◆ Problem to solve
In the entries, find all lines that hold the word "name" and copy them.

◆ Items
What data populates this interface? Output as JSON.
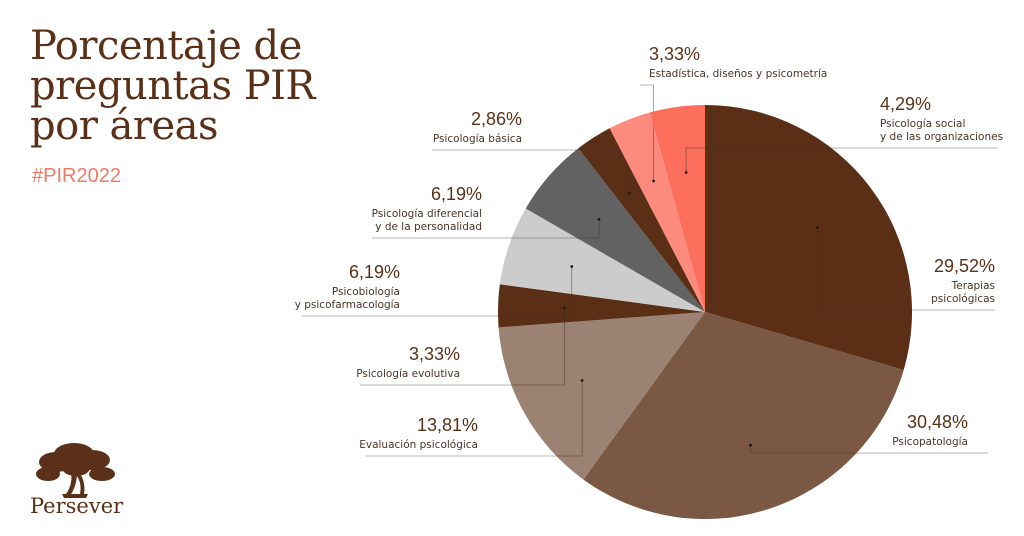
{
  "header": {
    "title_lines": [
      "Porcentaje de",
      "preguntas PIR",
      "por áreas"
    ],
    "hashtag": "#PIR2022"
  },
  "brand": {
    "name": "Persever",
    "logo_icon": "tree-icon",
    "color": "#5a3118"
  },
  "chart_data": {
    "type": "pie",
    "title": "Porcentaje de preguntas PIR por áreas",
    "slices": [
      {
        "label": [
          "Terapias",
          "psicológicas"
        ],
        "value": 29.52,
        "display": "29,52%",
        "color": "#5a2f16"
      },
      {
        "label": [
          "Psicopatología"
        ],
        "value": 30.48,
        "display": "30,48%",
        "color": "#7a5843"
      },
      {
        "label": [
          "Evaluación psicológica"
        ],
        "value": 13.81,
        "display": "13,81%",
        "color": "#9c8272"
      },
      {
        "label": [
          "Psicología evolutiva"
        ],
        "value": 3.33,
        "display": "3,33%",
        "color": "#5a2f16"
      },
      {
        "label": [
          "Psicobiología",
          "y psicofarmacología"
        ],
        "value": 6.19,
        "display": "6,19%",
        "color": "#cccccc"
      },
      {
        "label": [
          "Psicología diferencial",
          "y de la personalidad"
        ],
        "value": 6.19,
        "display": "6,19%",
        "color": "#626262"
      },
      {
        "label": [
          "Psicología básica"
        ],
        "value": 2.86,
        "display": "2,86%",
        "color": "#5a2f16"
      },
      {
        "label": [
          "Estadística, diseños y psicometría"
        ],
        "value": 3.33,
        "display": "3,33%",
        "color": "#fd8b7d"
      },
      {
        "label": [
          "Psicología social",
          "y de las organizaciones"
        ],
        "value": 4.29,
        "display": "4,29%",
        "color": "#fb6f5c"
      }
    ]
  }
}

...

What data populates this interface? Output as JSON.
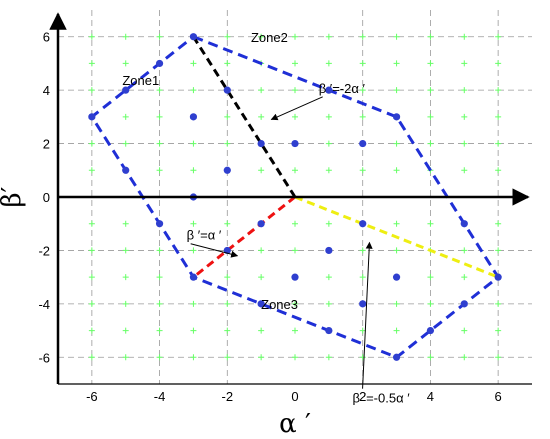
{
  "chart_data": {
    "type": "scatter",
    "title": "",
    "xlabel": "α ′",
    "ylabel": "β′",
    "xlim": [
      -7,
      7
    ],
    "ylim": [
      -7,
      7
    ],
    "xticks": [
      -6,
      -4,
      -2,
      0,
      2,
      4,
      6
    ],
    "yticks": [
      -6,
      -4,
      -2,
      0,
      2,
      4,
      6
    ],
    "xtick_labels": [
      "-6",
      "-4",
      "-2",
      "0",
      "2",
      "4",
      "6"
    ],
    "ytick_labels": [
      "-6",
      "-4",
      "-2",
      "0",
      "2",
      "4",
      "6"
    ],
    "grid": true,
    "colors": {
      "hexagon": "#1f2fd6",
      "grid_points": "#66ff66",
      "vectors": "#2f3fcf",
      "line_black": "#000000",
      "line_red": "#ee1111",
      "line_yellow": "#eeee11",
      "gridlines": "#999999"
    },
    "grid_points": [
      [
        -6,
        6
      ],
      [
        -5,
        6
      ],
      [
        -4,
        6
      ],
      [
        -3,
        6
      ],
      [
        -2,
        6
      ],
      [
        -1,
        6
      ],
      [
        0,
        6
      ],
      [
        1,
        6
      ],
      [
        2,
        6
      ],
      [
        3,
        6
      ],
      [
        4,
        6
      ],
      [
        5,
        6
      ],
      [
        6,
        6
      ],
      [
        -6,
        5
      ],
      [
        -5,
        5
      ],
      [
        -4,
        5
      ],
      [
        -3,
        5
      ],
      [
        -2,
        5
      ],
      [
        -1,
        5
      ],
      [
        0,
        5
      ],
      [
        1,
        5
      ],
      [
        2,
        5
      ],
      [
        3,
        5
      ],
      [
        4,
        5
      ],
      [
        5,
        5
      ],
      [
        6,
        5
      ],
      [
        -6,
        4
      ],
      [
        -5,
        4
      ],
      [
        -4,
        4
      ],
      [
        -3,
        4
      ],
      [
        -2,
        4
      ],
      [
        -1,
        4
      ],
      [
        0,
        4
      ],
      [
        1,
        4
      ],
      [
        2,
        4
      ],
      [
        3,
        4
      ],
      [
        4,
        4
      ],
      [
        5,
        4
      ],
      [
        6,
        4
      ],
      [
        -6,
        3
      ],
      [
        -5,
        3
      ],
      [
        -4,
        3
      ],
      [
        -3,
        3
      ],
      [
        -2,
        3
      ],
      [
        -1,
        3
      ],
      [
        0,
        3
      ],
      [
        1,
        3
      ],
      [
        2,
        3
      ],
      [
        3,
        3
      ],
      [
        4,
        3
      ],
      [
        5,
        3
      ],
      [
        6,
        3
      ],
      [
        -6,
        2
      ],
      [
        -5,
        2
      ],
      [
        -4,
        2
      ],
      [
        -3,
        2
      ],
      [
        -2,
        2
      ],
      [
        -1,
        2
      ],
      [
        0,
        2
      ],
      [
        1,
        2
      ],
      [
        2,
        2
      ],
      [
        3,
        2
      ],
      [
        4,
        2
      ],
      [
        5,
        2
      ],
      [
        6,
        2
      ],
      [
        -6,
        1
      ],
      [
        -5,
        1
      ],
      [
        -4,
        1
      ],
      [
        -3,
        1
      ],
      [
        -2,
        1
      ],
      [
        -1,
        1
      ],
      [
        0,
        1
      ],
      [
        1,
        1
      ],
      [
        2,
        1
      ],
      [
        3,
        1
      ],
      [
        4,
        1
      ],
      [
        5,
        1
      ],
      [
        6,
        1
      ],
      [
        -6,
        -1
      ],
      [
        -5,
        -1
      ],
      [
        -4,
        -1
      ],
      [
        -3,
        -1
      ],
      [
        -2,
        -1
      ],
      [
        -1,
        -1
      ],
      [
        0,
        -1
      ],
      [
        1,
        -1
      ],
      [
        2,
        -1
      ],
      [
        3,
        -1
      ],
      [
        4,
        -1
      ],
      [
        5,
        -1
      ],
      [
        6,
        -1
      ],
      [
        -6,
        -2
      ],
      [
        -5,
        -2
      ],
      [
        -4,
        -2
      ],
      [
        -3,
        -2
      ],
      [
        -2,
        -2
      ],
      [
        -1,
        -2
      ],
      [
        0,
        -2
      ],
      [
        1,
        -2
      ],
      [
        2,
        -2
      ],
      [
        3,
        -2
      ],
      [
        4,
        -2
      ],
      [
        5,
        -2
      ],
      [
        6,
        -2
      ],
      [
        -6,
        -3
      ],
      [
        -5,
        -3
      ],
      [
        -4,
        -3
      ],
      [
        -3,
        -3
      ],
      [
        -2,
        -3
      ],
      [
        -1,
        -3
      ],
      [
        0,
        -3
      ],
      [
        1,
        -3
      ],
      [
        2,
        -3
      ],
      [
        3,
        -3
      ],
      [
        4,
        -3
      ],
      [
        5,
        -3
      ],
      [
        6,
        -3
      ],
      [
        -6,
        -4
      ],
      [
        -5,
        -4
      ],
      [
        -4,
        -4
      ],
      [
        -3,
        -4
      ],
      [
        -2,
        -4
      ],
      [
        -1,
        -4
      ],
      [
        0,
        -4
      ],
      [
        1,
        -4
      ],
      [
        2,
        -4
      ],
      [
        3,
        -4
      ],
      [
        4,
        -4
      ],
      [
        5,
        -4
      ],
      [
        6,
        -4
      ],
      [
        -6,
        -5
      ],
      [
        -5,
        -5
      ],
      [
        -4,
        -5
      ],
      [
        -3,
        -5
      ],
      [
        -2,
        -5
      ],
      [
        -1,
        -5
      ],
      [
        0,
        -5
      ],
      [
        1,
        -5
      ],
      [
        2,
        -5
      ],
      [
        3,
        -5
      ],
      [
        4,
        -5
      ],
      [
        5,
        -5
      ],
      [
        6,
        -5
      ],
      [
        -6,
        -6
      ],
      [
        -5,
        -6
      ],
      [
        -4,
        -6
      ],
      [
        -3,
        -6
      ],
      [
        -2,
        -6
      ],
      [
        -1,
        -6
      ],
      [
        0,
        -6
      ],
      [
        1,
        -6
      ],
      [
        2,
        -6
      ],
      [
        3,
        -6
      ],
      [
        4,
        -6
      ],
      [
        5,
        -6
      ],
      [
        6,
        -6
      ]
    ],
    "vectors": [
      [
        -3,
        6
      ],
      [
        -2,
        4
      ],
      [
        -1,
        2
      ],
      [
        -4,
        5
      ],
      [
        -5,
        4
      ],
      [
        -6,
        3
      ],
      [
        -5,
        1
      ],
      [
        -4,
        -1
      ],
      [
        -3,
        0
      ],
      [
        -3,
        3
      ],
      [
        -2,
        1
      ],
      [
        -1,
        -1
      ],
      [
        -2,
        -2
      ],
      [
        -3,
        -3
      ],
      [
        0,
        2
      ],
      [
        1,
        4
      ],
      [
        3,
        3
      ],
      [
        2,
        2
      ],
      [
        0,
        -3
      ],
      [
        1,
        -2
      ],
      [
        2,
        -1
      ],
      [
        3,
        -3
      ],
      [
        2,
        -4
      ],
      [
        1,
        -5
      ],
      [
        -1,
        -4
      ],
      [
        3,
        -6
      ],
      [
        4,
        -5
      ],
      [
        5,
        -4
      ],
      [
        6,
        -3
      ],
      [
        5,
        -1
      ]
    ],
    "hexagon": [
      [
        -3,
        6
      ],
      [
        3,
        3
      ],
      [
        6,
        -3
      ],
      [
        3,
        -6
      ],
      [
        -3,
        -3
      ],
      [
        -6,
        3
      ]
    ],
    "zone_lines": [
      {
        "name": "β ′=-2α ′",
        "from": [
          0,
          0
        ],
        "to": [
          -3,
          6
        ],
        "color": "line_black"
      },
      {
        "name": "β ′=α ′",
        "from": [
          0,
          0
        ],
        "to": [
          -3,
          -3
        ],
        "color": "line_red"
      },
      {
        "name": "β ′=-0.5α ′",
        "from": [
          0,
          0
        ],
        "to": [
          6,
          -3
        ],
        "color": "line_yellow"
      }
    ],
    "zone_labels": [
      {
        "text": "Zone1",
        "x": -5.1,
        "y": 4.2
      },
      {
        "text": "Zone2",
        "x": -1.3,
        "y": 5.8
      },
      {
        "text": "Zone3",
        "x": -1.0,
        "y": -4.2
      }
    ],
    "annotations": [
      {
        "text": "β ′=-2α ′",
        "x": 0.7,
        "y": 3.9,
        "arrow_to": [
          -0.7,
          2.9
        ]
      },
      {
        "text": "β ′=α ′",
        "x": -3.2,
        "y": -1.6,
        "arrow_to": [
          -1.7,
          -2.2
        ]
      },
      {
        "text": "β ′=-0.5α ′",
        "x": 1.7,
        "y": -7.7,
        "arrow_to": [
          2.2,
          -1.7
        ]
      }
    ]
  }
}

◆ Reply to the exercise
    "name": "Persever",
        "name": "β ′=-2α ′",
        "name": "β ′=α ′",
        "name": "β ′=-0.5α ′",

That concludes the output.